> _TASK DATA_:

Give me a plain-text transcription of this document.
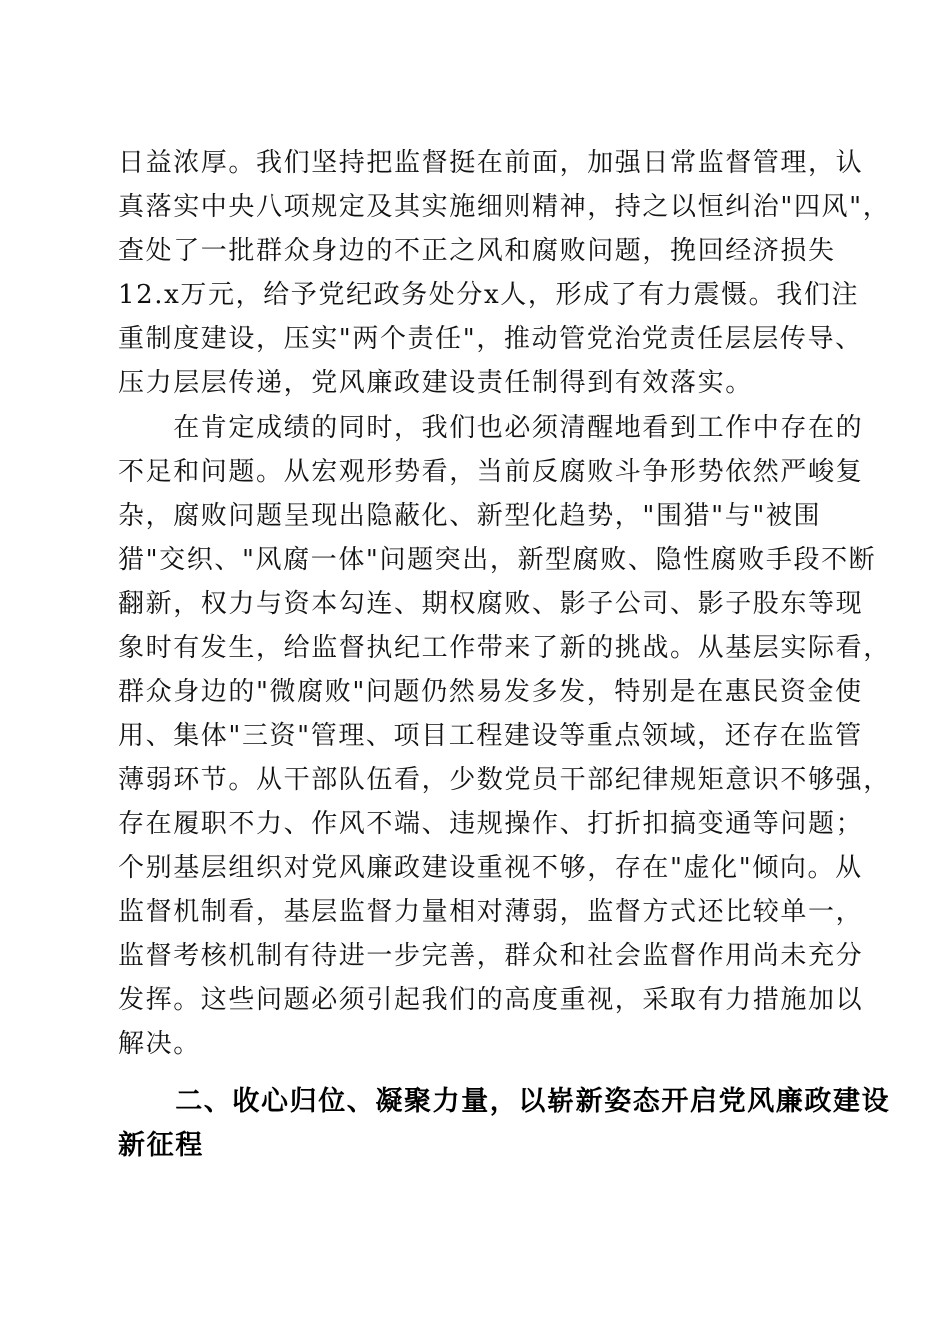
日益浓厚。我们坚持把监督挺在前面，加强日常监督管理，认
真落实中央八项规定及其实施细则精神，持之以恒纠治"四风"，
查处了一批群众身边的不正之风和腐败问题，挽回经济损失
12.x万元，给予党纪政务处分x人，形成了有力震慑。我们注
重制度建设，压实"两个责任"，推动管党治党责任层层传导、
压力层层传递，党风廉政建设责任制得到有效落实。
　　在肯定成绩的同时，我们也必须清醒地看到工作中存在的
不足和问题。从宏观形势看，当前反腐败斗争形势依然严峻复
杂，腐败问题呈现出隐蔽化、新型化趋势，"围猎"与"被围
猎"交织、"风腐一体"问题突出，新型腐败、隐性腐败手段不断
翻新，权力与资本勾连、期权腐败、影子公司、影子股东等现
象时有发生，给监督执纪工作带来了新的挑战。从基层实际看，
群众身边的"微腐败"问题仍然易发多发，特别是在惠民资金使
用、集体"三资"管理、项目工程建设等重点领域，还存在监管
薄弱环节。从干部队伍看，少数党员干部纪律规矩意识不够强，
存在履职不力、作风不端、违规操作、打折扣搞变通等问题；
个别基层组织对党风廉政建设重视不够，存在"虚化"倾向。从
监督机制看，基层监督力量相对薄弱，监督方式还比较单一，
监督考核机制有待进一步完善，群众和社会监督作用尚未充分
发挥。这些问题必须引起我们的高度重视，采取有力措施加以
解决。
　　二、收心归位、凝聚力量，以崭新姿态开启党风廉政建设
新征程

> _WORK TO DO_: Repeat the data above exactly, but not the pictures.

> _CORRECT OUTPUT_:
Give me a plain-text transcription of this document.
日益浓厚。我们坚持把监督挺在前面，加强日常监督管理，认
真落实中央八项规定及其实施细则精神，持之以恒纠治"四风"，
查处了一批群众身边的不正之风和腐败问题，挽回经济损失
12.x万元，给予党纪政务处分x人，形成了有力震慑。我们注
重制度建设，压实"两个责任"，推动管党治党责任层层传导、
压力层层传递，党风廉政建设责任制得到有效落实。
　　在肯定成绩的同时，我们也必须清醒地看到工作中存在的
不足和问题。从宏观形势看，当前反腐败斗争形势依然严峻复
杂，腐败问题呈现出隐蔽化、新型化趋势，"围猎"与"被围
猎"交织、"风腐一体"问题突出，新型腐败、隐性腐败手段不断
翻新，权力与资本勾连、期权腐败、影子公司、影子股东等现
象时有发生，给监督执纪工作带来了新的挑战。从基层实际看，
群众身边的"微腐败"问题仍然易发多发，特别是在惠民资金使
用、集体"三资"管理、项目工程建设等重点领域，还存在监管
薄弱环节。从干部队伍看，少数党员干部纪律规矩意识不够强，
存在履职不力、作风不端、违规操作、打折扣搞变通等问题；
个别基层组织对党风廉政建设重视不够，存在"虚化"倾向。从
监督机制看，基层监督力量相对薄弱，监督方式还比较单一，
监督考核机制有待进一步完善，群众和社会监督作用尚未充分
发挥。这些问题必须引起我们的高度重视，采取有力措施加以
解决。
　　二、收心归位、凝聚力量，以崭新姿态开启党风廉政建设
新征程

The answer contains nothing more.